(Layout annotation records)
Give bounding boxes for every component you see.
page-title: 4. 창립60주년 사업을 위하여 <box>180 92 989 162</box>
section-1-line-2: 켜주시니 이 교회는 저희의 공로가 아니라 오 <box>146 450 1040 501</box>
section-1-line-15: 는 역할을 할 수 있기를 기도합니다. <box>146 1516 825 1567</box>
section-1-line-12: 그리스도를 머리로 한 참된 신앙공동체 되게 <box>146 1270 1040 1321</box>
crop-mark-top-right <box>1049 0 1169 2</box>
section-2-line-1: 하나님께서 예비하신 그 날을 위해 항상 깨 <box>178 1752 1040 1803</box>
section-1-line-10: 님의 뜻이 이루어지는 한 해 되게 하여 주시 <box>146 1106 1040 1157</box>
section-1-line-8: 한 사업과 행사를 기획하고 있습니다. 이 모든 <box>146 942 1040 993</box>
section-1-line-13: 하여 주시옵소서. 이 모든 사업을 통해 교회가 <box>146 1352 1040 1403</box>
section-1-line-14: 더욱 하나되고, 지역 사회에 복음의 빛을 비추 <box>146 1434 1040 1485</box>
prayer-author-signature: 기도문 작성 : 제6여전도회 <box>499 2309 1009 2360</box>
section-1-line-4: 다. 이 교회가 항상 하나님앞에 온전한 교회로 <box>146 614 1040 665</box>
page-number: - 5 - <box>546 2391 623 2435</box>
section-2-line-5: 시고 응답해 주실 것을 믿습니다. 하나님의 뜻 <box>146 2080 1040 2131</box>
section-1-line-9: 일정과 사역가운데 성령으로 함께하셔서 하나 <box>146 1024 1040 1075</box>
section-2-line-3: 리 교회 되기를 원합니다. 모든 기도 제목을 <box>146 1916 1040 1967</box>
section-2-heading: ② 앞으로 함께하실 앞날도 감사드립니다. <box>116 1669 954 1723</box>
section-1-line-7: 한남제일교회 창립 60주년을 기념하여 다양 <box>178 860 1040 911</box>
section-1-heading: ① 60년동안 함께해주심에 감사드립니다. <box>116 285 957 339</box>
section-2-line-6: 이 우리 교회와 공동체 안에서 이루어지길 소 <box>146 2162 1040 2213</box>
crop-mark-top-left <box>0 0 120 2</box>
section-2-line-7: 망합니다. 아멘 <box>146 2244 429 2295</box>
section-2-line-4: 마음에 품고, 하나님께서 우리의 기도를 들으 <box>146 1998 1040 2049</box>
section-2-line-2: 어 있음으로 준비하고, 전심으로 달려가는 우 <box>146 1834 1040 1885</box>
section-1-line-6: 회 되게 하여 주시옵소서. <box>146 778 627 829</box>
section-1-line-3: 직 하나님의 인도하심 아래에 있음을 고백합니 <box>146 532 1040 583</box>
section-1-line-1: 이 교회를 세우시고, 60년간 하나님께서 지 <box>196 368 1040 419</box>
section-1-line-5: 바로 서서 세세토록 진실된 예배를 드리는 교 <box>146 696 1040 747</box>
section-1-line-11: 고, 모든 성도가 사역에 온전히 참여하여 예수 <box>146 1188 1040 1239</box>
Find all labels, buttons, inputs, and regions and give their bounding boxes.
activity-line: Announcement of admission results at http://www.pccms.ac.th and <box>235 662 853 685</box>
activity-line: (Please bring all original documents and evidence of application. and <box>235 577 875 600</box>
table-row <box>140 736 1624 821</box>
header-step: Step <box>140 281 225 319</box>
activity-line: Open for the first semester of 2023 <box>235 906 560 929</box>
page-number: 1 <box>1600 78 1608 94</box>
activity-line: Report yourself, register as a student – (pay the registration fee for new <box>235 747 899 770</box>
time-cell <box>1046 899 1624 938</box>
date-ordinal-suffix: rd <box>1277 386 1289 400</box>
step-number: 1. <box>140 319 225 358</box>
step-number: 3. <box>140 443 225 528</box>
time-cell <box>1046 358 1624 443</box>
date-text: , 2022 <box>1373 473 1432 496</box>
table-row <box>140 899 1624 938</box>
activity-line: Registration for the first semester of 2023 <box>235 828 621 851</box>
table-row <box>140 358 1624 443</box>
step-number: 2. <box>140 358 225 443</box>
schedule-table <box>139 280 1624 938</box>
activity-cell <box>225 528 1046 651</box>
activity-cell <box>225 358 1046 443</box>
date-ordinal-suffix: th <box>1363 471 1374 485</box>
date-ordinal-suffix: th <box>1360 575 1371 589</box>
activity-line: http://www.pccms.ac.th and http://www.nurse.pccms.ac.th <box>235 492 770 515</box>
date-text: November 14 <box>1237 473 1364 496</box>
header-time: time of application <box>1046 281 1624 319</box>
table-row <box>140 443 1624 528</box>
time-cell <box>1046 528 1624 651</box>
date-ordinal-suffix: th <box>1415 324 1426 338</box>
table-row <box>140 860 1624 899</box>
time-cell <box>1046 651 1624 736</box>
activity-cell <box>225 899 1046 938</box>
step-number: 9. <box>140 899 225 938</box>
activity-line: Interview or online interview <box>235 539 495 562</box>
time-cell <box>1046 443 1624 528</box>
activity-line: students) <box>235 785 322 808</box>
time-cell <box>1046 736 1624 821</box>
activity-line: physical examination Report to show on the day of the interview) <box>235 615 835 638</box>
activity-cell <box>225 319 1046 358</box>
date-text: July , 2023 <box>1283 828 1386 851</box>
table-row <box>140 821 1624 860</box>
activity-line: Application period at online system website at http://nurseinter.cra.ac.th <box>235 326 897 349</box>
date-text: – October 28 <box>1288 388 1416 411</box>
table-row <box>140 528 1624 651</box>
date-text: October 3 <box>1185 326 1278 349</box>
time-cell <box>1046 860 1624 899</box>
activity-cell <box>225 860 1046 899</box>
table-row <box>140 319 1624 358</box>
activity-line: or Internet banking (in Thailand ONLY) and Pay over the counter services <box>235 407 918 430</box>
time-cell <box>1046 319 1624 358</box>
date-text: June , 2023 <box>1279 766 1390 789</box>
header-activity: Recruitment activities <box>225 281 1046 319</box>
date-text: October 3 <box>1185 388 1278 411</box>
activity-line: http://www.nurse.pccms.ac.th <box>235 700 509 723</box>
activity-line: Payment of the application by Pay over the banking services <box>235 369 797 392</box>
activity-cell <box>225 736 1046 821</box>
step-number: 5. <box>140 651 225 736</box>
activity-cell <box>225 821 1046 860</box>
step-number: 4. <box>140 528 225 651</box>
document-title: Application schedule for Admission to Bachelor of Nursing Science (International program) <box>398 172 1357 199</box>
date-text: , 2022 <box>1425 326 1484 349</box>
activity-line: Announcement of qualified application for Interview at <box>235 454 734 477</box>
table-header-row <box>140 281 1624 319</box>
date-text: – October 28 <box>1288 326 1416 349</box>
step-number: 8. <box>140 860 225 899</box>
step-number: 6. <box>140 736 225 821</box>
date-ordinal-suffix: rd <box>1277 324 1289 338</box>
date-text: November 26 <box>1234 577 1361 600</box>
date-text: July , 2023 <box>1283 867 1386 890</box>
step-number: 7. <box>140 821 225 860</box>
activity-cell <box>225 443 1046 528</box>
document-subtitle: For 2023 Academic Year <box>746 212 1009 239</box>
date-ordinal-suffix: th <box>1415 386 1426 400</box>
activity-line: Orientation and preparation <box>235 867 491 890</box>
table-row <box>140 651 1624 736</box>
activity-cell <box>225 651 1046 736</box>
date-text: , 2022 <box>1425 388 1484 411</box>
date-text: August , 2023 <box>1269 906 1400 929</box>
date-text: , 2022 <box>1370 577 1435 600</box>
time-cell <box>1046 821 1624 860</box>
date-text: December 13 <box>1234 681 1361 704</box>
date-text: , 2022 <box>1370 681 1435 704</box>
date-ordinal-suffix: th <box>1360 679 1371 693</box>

» Task details:
Retype all of the material above, keeping every line unchanged and in its original order.

» Response for this exercise:
Give bounding boxes for every component you see.
page-title: 4. 창립60주년 사업을 위하여 <box>180 92 989 162</box>
section-1-line-2: 켜주시니 이 교회는 저희의 공로가 아니라 오 <box>146 450 1040 501</box>
section-1-line-15: 는 역할을 할 수 있기를 기도합니다. <box>146 1516 825 1567</box>
section-1-line-12: 그리스도를 머리로 한 참된 신앙공동체 되게 <box>146 1270 1040 1321</box>
crop-mark-top-right <box>1049 0 1169 2</box>
section-2-line-1: 하나님께서 예비하신 그 날을 위해 항상 깨 <box>178 1752 1040 1803</box>
section-1-line-10: 님의 뜻이 이루어지는 한 해 되게 하여 주시 <box>146 1106 1040 1157</box>
section-1-line-8: 한 사업과 행사를 기획하고 있습니다. 이 모든 <box>146 942 1040 993</box>
section-1-line-13: 하여 주시옵소서. 이 모든 사업을 통해 교회가 <box>146 1352 1040 1403</box>
section-1-line-14: 더욱 하나되고, 지역 사회에 복음의 빛을 비추 <box>146 1434 1040 1485</box>
prayer-author-signature: 기도문 작성 : 제6여전도회 <box>499 2309 1009 2360</box>
section-1-line-4: 다. 이 교회가 항상 하나님앞에 온전한 교회로 <box>146 614 1040 665</box>
page-number: - 5 - <box>546 2391 623 2435</box>
section-2-line-5: 시고 응답해 주실 것을 믿습니다. 하나님의 뜻 <box>146 2080 1040 2131</box>
section-1-line-9: 일정과 사역가운데 성령으로 함께하셔서 하나 <box>146 1024 1040 1075</box>
section-2-line-3: 리 교회 되기를 원합니다. 모든 기도 제목을 <box>146 1916 1040 1967</box>
section-2-heading: ② 앞으로 함께하실 앞날도 감사드립니다. <box>116 1669 954 1723</box>
section-1-line-7: 한남제일교회 창립 60주년을 기념하여 다양 <box>178 860 1040 911</box>
section-1-heading: ① 60년동안 함께해주심에 감사드립니다. <box>116 285 957 339</box>
section-2-line-6: 이 우리 교회와 공동체 안에서 이루어지길 소 <box>146 2162 1040 2213</box>
crop-mark-top-left <box>0 0 120 2</box>
section-2-line-7: 망합니다. 아멘 <box>146 2244 429 2295</box>
section-2-line-4: 마음에 품고, 하나님께서 우리의 기도를 들으 <box>146 1998 1040 2049</box>
section-2-line-2: 어 있음으로 준비하고, 전심으로 달려가는 우 <box>146 1834 1040 1885</box>
section-1-line-6: 회 되게 하여 주시옵소서. <box>146 778 627 829</box>
section-1-line-3: 직 하나님의 인도하심 아래에 있음을 고백합니 <box>146 532 1040 583</box>
section-1-line-1: 이 교회를 세우시고, 60년간 하나님께서 지 <box>196 368 1040 419</box>
section-1-line-5: 바로 서서 세세토록 진실된 예배를 드리는 교 <box>146 696 1040 747</box>
section-1-line-11: 고, 모든 성도가 사역에 온전히 참여하여 예수 <box>146 1188 1040 1239</box>
Find all labels, buttons, inputs, and regions and give their bounding boxes.
activity-line: Announcement of admission results at http://www.pccms.ac.th and <box>235 662 853 685</box>
activity-line: (Please bring all original documents and evidence of application. and <box>235 577 875 600</box>
table-row <box>140 736 1624 821</box>
header-step: Step <box>140 281 225 319</box>
activity-line: Open for the first semester of 2023 <box>235 906 560 929</box>
page-number: 1 <box>1600 78 1608 94</box>
activity-line: Report yourself, register as a student – (pay the registration fee for new <box>235 747 899 770</box>
time-cell <box>1046 899 1624 938</box>
date-ordinal-suffix: rd <box>1277 386 1289 400</box>
step-number: 1. <box>140 319 225 358</box>
step-number: 3. <box>140 443 225 528</box>
time-cell <box>1046 358 1624 443</box>
date-text: , 2022 <box>1373 473 1432 496</box>
table-row <box>140 899 1624 938</box>
activity-line: Registration for the first semester of 2023 <box>235 828 621 851</box>
table-row <box>140 358 1624 443</box>
step-number: 2. <box>140 358 225 443</box>
schedule-table <box>139 280 1624 938</box>
activity-cell <box>225 528 1046 651</box>
activity-cell <box>225 358 1046 443</box>
date-ordinal-suffix: th <box>1363 471 1374 485</box>
date-ordinal-suffix: th <box>1360 575 1371 589</box>
activity-line: http://www.pccms.ac.th and http://www.nurse.pccms.ac.th <box>235 492 770 515</box>
date-text: November 14 <box>1237 473 1364 496</box>
header-time: time of application <box>1046 281 1624 319</box>
table-row <box>140 443 1624 528</box>
time-cell <box>1046 528 1624 651</box>
date-ordinal-suffix: th <box>1415 324 1426 338</box>
table-row <box>140 860 1624 899</box>
time-cell <box>1046 651 1624 736</box>
activity-cell <box>225 899 1046 938</box>
step-number: 9. <box>140 899 225 938</box>
activity-line: Interview or online interview <box>235 539 495 562</box>
time-cell <box>1046 443 1624 528</box>
activity-line: students) <box>235 785 322 808</box>
time-cell <box>1046 736 1624 821</box>
activity-line: physical examination Report to show on the day of the interview) <box>235 615 835 638</box>
activity-cell <box>225 319 1046 358</box>
date-text: July , 2023 <box>1283 828 1386 851</box>
table-row <box>140 821 1624 860</box>
activity-line: Application period at online system website at http://nurseinter.cra.ac.th <box>235 326 897 349</box>
date-text: – October 28 <box>1288 388 1416 411</box>
table-row <box>140 528 1624 651</box>
date-text: October 3 <box>1185 326 1278 349</box>
time-cell <box>1046 860 1624 899</box>
activity-cell <box>225 860 1046 899</box>
table-row <box>140 319 1624 358</box>
activity-line: or Internet banking (in Thailand ONLY) and Pay over the counter services <box>235 407 918 430</box>
time-cell <box>1046 319 1624 358</box>
date-text: June , 2023 <box>1279 766 1390 789</box>
header-activity: Recruitment activities <box>225 281 1046 319</box>
date-text: October 3 <box>1185 388 1278 411</box>
activity-line: http://www.nurse.pccms.ac.th <box>235 700 509 723</box>
activity-line: Payment of the application by Pay over the banking services <box>235 369 797 392</box>
activity-cell <box>225 736 1046 821</box>
step-number: 5. <box>140 651 225 736</box>
activity-cell <box>225 821 1046 860</box>
step-number: 4. <box>140 528 225 651</box>
document-title: Application schedule for Admission to Bachelor of Nursing Science (International program) <box>398 172 1357 199</box>
date-text: , 2022 <box>1425 326 1484 349</box>
activity-line: Announcement of qualified application for Interview at <box>235 454 734 477</box>
table-header-row <box>140 281 1624 319</box>
date-text: – October 28 <box>1288 326 1416 349</box>
step-number: 8. <box>140 860 225 899</box>
step-number: 6. <box>140 736 225 821</box>
date-ordinal-suffix: rd <box>1277 324 1289 338</box>
date-text: November 26 <box>1234 577 1361 600</box>
date-text: July , 2023 <box>1283 867 1386 890</box>
step-number: 7. <box>140 821 225 860</box>
activity-cell <box>225 443 1046 528</box>
document-subtitle: For 2023 Academic Year <box>746 212 1009 239</box>
date-ordinal-suffix: th <box>1415 386 1426 400</box>
activity-line: Orientation and preparation <box>235 867 491 890</box>
table-row <box>140 651 1624 736</box>
activity-cell <box>225 651 1046 736</box>
date-text: , 2022 <box>1425 388 1484 411</box>
date-text: August , 2023 <box>1269 906 1400 929</box>
date-text: , 2022 <box>1370 577 1435 600</box>
time-cell <box>1046 821 1624 860</box>
date-text: December 13 <box>1234 681 1361 704</box>
date-text: , 2022 <box>1370 681 1435 704</box>
date-ordinal-suffix: th <box>1360 679 1371 693</box>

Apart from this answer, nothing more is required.